> _What you will do_: Locate the word "ylabel" in the material, then show every line that holds it.

> _Source material_:
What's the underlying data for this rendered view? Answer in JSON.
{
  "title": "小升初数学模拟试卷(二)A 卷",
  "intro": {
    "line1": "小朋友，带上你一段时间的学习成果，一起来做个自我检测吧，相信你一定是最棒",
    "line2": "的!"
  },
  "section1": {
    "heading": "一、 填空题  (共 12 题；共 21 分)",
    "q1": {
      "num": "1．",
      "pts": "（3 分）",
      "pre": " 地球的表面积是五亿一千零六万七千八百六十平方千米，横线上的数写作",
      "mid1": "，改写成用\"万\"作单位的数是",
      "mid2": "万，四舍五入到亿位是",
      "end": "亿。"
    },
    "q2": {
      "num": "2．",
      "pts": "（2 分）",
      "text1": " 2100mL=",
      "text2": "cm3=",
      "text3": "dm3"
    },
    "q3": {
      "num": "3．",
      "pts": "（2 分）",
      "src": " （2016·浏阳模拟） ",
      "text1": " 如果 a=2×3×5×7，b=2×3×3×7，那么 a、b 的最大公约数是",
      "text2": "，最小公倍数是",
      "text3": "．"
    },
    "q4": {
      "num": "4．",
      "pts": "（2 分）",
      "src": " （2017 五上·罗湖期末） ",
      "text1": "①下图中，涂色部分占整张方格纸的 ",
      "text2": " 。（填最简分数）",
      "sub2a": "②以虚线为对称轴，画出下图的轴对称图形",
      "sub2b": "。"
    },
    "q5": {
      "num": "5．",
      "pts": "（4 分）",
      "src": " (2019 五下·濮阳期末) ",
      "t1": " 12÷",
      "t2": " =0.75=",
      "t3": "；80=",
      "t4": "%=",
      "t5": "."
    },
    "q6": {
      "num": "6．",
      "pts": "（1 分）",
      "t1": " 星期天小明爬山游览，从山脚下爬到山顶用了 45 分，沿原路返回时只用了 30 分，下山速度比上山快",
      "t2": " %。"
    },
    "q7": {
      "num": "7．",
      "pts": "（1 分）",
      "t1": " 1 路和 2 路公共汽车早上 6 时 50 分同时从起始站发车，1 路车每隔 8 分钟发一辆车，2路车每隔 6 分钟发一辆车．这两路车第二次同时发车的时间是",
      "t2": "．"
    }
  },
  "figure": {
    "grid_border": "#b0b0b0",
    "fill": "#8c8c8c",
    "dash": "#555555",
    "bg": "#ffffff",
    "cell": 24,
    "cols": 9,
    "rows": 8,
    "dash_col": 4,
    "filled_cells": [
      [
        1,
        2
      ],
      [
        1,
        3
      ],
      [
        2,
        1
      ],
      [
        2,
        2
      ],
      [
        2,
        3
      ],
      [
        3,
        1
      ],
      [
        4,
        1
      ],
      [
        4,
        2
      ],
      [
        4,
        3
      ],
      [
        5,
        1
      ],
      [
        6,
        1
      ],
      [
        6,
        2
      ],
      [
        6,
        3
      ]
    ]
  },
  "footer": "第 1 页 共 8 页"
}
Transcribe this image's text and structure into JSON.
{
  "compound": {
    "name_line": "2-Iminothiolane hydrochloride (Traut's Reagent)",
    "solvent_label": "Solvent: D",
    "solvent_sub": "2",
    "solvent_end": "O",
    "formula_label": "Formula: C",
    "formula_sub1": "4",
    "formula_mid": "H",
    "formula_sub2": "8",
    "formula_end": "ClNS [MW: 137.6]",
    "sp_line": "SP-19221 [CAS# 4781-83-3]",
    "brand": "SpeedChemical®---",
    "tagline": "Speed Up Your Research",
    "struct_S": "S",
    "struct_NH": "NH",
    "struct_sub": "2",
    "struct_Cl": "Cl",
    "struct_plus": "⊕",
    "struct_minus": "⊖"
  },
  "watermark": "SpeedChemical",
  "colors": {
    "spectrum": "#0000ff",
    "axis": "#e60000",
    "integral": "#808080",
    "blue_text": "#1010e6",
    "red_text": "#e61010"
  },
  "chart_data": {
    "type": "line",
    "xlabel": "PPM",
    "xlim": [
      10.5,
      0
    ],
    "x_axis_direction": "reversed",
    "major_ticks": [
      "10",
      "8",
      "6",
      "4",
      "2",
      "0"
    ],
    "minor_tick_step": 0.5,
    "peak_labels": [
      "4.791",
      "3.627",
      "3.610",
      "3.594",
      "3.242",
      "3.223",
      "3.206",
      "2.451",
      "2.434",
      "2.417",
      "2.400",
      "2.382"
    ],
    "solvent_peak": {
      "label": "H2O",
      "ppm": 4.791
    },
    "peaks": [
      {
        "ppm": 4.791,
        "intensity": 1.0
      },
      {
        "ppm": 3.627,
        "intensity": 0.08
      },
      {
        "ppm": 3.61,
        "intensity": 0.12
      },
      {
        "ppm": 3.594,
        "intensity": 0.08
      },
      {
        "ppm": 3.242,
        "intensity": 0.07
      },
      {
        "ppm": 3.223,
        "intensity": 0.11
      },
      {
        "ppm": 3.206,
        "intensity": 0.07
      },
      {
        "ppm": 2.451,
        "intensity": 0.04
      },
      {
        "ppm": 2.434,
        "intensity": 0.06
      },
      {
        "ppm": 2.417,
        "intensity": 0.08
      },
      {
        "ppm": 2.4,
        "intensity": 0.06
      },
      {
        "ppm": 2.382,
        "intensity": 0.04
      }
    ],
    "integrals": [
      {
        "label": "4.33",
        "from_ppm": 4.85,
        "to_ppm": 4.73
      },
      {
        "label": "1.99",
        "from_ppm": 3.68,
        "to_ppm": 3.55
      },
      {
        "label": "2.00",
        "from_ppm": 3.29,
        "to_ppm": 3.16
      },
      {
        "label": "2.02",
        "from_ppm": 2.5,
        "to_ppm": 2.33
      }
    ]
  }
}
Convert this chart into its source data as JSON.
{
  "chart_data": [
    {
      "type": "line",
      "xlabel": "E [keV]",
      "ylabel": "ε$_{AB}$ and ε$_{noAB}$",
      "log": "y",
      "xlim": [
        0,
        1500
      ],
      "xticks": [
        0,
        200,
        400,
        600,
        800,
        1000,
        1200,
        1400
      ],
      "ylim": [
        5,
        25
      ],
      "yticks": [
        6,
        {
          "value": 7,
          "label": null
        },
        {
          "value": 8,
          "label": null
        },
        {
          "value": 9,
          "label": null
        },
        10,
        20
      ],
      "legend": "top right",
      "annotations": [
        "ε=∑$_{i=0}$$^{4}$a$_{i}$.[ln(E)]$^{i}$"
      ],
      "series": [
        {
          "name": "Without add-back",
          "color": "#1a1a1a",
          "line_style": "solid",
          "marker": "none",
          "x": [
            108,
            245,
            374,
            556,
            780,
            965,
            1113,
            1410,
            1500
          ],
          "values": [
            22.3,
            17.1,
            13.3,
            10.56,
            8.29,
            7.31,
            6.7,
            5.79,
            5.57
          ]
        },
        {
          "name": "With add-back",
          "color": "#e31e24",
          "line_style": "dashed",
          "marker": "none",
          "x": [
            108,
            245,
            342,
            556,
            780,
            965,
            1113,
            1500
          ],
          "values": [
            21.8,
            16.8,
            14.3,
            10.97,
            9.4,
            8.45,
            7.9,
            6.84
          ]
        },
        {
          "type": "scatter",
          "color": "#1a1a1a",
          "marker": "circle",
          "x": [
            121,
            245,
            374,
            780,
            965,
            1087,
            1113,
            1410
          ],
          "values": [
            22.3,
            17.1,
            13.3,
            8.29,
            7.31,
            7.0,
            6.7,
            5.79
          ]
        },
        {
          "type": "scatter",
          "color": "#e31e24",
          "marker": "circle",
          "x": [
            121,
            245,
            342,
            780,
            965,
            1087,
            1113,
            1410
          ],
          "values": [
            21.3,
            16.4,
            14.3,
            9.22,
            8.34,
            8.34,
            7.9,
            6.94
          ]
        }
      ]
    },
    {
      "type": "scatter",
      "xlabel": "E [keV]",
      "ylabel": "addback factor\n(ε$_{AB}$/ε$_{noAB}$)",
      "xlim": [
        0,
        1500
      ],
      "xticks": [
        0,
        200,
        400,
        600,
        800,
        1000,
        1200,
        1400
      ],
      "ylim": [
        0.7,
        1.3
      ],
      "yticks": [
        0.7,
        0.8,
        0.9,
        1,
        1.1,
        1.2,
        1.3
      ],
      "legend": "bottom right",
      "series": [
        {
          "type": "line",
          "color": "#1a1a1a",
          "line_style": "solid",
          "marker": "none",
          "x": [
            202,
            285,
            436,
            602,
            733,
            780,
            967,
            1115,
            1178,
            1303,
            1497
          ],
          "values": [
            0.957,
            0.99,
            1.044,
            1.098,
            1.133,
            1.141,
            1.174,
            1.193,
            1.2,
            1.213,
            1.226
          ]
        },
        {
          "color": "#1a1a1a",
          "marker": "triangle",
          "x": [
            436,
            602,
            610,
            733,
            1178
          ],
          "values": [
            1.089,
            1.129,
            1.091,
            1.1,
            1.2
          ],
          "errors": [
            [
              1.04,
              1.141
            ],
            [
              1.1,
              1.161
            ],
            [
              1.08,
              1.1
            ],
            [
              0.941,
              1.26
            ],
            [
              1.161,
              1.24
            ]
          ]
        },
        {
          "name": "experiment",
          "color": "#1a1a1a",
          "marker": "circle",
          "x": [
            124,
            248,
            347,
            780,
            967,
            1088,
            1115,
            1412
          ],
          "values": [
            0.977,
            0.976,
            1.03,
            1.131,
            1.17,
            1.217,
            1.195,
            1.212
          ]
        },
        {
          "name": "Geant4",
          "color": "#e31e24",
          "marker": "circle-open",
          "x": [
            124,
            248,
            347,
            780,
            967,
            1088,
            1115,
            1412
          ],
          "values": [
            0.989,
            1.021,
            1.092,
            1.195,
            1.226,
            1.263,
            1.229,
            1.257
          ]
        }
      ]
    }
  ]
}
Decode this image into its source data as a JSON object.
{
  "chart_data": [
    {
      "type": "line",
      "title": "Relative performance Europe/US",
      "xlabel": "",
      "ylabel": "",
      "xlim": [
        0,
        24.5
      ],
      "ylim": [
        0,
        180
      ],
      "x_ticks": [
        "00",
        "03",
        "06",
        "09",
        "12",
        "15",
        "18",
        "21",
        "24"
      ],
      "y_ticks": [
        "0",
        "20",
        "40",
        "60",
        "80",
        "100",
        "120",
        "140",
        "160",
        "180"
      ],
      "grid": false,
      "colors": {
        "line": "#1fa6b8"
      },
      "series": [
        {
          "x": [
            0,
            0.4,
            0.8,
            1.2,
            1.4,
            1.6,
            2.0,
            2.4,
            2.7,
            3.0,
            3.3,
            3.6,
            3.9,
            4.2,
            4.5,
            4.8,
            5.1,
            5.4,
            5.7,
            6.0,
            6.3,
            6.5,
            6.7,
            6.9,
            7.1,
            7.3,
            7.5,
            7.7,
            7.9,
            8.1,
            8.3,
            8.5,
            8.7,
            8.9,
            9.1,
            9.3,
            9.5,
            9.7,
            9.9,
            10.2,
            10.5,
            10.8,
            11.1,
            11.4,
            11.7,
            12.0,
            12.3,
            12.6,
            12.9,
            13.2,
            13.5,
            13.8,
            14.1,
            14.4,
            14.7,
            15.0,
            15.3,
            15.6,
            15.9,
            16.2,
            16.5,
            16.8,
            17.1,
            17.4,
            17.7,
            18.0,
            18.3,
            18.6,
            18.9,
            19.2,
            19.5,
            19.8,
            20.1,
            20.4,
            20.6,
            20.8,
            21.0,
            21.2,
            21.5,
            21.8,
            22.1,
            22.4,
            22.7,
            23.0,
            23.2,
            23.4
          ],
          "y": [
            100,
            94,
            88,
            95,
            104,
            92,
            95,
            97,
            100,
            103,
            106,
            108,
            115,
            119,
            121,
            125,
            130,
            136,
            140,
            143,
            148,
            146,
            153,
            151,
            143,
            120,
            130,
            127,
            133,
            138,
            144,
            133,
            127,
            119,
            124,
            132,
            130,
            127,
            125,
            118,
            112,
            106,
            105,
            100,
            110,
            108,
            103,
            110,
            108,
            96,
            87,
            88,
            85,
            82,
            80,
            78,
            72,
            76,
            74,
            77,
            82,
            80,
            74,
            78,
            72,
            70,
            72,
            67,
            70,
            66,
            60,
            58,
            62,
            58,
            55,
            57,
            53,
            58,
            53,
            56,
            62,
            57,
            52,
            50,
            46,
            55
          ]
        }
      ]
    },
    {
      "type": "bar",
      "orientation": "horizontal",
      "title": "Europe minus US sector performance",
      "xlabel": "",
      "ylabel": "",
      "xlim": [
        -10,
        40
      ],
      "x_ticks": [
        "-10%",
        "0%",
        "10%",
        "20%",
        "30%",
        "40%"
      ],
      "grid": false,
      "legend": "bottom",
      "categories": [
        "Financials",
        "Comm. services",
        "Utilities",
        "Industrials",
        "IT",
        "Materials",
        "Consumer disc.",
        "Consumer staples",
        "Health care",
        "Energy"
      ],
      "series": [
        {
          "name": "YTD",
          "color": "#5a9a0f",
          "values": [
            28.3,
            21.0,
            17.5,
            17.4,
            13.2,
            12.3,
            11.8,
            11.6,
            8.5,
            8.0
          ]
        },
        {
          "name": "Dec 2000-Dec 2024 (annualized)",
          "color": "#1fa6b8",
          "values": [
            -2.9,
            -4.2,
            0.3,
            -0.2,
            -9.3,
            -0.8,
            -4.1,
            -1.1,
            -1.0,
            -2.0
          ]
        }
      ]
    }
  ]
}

> _Exercise solution_:
      "ylabel": "ε$_{AB}$ and ε$_{noAB}$",
      "ylabel": "addback factor\n(ε$_{AB}$/ε$_{noAB}$)",
      "ylabel": "",
      "ylabel": "",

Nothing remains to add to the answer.